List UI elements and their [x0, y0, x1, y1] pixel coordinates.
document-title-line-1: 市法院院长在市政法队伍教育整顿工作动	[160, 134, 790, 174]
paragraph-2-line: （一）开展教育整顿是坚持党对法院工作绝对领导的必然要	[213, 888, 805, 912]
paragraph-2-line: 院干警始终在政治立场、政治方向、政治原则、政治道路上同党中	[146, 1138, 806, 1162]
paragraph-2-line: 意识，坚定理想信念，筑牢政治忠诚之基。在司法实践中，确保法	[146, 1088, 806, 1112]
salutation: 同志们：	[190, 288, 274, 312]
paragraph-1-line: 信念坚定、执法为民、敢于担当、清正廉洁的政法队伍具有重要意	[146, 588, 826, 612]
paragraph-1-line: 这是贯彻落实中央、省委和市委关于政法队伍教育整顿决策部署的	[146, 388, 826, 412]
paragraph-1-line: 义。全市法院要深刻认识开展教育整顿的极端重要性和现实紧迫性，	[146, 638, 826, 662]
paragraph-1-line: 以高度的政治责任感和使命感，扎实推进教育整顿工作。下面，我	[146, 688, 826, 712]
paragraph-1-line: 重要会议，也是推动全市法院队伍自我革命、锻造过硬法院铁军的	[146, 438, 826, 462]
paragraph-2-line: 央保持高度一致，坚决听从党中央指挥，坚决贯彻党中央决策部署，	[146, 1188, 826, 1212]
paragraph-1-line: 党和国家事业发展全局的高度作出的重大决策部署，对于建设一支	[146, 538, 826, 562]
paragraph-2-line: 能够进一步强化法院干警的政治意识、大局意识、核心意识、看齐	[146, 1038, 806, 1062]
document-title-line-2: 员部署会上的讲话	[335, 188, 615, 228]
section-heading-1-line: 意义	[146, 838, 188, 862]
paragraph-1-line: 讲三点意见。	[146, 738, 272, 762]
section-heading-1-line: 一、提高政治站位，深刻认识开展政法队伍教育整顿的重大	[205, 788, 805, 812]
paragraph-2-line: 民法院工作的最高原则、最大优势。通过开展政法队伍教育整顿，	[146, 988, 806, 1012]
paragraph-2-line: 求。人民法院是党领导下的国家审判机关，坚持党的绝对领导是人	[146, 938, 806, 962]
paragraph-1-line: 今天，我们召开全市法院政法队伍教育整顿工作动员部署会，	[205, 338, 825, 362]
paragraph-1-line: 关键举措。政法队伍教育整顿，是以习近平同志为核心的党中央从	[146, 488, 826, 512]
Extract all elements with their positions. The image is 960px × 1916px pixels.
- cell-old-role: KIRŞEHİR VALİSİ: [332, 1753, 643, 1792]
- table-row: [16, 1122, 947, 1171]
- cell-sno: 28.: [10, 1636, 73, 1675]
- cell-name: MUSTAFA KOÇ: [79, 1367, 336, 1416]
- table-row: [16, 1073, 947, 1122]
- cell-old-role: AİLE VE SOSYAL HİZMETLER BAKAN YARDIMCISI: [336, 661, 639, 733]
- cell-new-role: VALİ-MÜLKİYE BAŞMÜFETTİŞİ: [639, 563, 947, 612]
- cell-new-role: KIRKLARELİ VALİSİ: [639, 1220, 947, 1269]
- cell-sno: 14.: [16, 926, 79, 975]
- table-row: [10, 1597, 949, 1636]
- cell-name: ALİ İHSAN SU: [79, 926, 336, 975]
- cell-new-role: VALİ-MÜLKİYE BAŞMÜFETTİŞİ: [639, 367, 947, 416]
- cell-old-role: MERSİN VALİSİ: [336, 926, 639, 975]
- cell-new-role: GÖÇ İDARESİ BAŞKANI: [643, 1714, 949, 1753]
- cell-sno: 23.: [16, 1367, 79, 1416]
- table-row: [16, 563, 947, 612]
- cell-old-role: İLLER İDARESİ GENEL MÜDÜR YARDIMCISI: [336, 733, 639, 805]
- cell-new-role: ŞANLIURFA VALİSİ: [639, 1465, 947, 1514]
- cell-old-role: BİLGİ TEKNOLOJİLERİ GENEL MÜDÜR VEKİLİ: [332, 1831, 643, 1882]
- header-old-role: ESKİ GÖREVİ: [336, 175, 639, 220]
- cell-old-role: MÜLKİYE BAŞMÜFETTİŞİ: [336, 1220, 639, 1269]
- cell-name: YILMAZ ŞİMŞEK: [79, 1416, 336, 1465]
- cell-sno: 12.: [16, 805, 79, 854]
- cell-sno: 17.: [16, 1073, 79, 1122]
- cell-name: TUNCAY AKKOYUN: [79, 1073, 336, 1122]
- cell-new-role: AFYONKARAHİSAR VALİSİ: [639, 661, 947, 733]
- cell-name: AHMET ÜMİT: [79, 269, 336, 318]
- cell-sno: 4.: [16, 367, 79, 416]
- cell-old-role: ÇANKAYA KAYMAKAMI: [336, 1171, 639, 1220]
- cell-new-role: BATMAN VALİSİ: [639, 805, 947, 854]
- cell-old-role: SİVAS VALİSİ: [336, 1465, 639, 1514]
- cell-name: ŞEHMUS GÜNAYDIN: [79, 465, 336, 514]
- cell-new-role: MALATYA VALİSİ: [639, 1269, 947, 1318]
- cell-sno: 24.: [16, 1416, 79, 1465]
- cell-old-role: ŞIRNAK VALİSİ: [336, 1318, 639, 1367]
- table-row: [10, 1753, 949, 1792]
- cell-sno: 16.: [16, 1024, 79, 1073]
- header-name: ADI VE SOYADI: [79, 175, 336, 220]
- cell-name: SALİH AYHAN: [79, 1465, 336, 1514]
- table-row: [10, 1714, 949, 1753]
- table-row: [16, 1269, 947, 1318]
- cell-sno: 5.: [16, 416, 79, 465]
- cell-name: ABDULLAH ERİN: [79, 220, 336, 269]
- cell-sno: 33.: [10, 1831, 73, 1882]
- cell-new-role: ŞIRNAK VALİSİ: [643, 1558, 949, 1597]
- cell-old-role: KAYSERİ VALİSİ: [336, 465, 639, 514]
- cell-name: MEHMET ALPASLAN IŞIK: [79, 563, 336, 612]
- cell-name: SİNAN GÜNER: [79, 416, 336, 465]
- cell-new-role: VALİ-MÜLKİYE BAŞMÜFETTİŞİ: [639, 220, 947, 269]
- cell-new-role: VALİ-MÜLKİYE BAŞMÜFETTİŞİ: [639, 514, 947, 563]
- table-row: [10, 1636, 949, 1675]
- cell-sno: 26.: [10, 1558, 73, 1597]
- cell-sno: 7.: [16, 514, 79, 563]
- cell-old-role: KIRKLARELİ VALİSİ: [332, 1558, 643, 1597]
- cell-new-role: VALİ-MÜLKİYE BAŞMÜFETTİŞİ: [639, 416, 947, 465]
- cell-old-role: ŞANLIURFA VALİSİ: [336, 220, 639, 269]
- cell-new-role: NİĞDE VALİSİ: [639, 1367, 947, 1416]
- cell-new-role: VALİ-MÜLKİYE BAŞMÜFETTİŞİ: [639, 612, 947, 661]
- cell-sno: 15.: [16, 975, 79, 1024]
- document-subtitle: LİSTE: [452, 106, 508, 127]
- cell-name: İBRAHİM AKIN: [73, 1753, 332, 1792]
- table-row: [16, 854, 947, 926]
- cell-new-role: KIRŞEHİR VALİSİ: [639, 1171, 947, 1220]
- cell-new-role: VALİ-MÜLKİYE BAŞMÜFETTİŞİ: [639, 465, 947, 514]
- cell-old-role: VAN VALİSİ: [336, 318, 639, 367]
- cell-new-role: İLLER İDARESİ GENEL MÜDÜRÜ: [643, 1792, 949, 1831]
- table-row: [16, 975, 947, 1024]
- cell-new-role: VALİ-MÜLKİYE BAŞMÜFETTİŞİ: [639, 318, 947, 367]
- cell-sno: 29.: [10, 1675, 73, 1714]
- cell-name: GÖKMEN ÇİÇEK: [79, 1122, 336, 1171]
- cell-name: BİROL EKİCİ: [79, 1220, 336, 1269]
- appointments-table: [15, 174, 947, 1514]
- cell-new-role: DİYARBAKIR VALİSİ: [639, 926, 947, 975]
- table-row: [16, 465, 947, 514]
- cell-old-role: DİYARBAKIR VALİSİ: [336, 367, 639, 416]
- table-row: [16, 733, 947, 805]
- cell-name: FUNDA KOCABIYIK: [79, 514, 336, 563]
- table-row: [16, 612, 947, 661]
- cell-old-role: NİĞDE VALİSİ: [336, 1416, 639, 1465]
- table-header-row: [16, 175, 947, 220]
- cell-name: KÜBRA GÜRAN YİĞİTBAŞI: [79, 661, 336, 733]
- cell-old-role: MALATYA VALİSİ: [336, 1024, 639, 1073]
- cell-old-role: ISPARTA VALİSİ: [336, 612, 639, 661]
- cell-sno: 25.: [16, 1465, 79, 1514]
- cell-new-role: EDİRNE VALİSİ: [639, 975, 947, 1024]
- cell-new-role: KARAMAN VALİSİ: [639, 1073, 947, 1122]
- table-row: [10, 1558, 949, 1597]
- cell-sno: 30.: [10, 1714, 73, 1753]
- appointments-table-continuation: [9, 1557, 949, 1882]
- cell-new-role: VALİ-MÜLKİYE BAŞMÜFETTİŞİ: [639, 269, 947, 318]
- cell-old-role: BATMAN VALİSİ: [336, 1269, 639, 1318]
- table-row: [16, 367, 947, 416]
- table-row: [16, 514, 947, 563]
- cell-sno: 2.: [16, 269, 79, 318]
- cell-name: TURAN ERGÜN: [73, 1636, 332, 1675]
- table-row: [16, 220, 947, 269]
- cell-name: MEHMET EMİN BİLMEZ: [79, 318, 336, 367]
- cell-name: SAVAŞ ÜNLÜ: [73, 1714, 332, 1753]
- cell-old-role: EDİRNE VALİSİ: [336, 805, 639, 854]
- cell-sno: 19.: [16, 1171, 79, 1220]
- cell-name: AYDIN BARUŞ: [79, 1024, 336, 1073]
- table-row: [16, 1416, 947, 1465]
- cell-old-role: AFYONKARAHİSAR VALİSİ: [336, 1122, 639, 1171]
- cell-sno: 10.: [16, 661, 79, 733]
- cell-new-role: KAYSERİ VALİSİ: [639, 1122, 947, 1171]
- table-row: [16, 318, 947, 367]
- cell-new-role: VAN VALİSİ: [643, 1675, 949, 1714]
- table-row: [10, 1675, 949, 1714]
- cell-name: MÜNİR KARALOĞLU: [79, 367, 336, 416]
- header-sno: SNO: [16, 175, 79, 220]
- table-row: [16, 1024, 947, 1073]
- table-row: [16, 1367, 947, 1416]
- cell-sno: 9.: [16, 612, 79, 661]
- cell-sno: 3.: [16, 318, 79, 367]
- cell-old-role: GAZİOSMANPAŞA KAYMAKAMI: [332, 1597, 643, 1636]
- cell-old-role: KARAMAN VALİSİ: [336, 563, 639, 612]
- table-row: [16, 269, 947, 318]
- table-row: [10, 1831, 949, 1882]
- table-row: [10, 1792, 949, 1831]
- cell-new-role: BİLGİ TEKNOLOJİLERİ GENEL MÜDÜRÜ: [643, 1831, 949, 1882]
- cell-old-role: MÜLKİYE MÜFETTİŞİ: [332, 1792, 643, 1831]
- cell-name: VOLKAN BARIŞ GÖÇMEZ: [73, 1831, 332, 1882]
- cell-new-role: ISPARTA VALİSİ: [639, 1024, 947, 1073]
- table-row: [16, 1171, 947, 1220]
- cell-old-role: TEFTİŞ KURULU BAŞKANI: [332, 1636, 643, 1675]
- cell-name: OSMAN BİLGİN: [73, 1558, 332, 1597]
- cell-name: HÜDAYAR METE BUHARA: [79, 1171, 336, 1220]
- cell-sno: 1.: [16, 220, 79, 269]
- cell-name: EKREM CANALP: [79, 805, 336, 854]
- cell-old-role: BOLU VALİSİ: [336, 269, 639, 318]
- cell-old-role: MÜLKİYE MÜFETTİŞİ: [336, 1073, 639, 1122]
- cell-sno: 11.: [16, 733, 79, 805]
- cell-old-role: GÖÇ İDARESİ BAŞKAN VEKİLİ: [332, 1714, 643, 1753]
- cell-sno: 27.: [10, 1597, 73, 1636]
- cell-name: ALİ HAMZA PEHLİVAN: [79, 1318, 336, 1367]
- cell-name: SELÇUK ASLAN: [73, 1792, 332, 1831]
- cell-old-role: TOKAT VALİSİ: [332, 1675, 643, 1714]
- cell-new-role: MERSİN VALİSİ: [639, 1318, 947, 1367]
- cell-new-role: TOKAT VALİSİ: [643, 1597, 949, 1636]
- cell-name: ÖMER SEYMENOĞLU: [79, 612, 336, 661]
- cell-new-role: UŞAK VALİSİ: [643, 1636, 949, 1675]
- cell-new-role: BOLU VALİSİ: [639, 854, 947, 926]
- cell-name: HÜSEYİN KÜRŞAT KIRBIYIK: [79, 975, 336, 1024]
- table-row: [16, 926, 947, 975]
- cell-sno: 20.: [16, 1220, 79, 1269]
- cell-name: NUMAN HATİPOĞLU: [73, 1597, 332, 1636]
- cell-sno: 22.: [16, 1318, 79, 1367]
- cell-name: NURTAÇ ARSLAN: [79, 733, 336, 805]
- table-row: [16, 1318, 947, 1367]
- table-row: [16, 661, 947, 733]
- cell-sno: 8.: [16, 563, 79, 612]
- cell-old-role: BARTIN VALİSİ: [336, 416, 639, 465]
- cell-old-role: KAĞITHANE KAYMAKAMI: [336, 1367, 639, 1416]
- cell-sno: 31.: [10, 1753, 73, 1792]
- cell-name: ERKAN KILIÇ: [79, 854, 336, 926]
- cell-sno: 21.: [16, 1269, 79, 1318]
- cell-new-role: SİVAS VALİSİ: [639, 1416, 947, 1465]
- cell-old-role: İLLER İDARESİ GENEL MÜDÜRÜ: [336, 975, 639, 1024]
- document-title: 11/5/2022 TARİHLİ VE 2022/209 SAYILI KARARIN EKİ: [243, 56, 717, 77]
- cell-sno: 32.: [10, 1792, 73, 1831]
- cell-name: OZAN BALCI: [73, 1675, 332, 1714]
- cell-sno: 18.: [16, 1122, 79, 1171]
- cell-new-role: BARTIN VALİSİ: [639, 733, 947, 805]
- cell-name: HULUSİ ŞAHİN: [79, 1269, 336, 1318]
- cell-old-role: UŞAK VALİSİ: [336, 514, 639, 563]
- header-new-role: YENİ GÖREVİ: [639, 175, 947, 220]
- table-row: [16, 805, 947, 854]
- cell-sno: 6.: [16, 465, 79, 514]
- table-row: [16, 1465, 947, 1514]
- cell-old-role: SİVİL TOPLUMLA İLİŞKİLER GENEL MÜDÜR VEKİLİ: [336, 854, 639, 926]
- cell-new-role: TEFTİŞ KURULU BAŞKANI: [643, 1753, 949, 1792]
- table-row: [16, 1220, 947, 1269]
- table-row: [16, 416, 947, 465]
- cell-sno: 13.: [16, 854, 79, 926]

##############################

§ Exercise goal
Copy out, word for word, every line of the listing from its first line up to and including the line with "- cell-sno: 14.: [16, 926, 79, 975]".

§ Right answer
List UI elements and their [x0, y0, x1, y1] pixel coordinates.
document-title-line-1: 市法院院长在市政法队伍教育整顿工作动	[160, 134, 790, 174]
paragraph-2-line: （一）开展教育整顿是坚持党对法院工作绝对领导的必然要	[213, 888, 805, 912]
paragraph-2-line: 院干警始终在政治立场、政治方向、政治原则、政治道路上同党中	[146, 1138, 806, 1162]
paragraph-2-line: 意识，坚定理想信念，筑牢政治忠诚之基。在司法实践中，确保法	[146, 1088, 806, 1112]
salutation: 同志们：	[190, 288, 274, 312]
paragraph-1-line: 信念坚定、执法为民、敢于担当、清正廉洁的政法队伍具有重要意	[146, 588, 826, 612]
paragraph-1-line: 这是贯彻落实中央、省委和市委关于政法队伍教育整顿决策部署的	[146, 388, 826, 412]
paragraph-1-line: 义。全市法院要深刻认识开展教育整顿的极端重要性和现实紧迫性，	[146, 638, 826, 662]
paragraph-1-line: 以高度的政治责任感和使命感，扎实推进教育整顿工作。下面，我	[146, 688, 826, 712]
paragraph-1-line: 重要会议，也是推动全市法院队伍自我革命、锻造过硬法院铁军的	[146, 438, 826, 462]
paragraph-2-line: 央保持高度一致，坚决听从党中央指挥，坚决贯彻党中央决策部署，	[146, 1188, 826, 1212]
paragraph-1-line: 党和国家事业发展全局的高度作出的重大决策部署，对于建设一支	[146, 538, 826, 562]
paragraph-2-line: 能够进一步强化法院干警的政治意识、大局意识、核心意识、看齐	[146, 1038, 806, 1062]
document-title-line-2: 员部署会上的讲话	[335, 188, 615, 228]
section-heading-1-line: 意义	[146, 838, 188, 862]
paragraph-1-line: 讲三点意见。	[146, 738, 272, 762]
section-heading-1-line: 一、提高政治站位，深刻认识开展政法队伍教育整顿的重大	[205, 788, 805, 812]
paragraph-2-line: 民法院工作的最高原则、最大优势。通过开展政法队伍教育整顿，	[146, 988, 806, 1012]
paragraph-2-line: 求。人民法院是党领导下的国家审判机关，坚持党的绝对领导是人	[146, 938, 806, 962]
paragraph-1-line: 今天，我们召开全市法院政法队伍教育整顿工作动员部署会，	[205, 338, 825, 362]
paragraph-1-line: 关键举措。政法队伍教育整顿，是以习近平同志为核心的党中央从	[146, 488, 826, 512]
Extract all elements with their positions. The image is 960px × 1916px pixels.
- cell-old-role: KIRŞEHİR VALİSİ: [332, 1753, 643, 1792]
- table-row: [16, 1122, 947, 1171]
- cell-sno: 28.: [10, 1636, 73, 1675]
- cell-name: MUSTAFA KOÇ: [79, 1367, 336, 1416]
- table-row: [16, 1073, 947, 1122]
- cell-old-role: AİLE VE SOSYAL HİZMETLER BAKAN YARDIMCISI: [336, 661, 639, 733]
- cell-new-role: VALİ-MÜLKİYE BAŞMÜFETTİŞİ: [639, 563, 947, 612]
- cell-new-role: KIRKLARELİ VALİSİ: [639, 1220, 947, 1269]
- cell-sno: 14.: [16, 926, 79, 975]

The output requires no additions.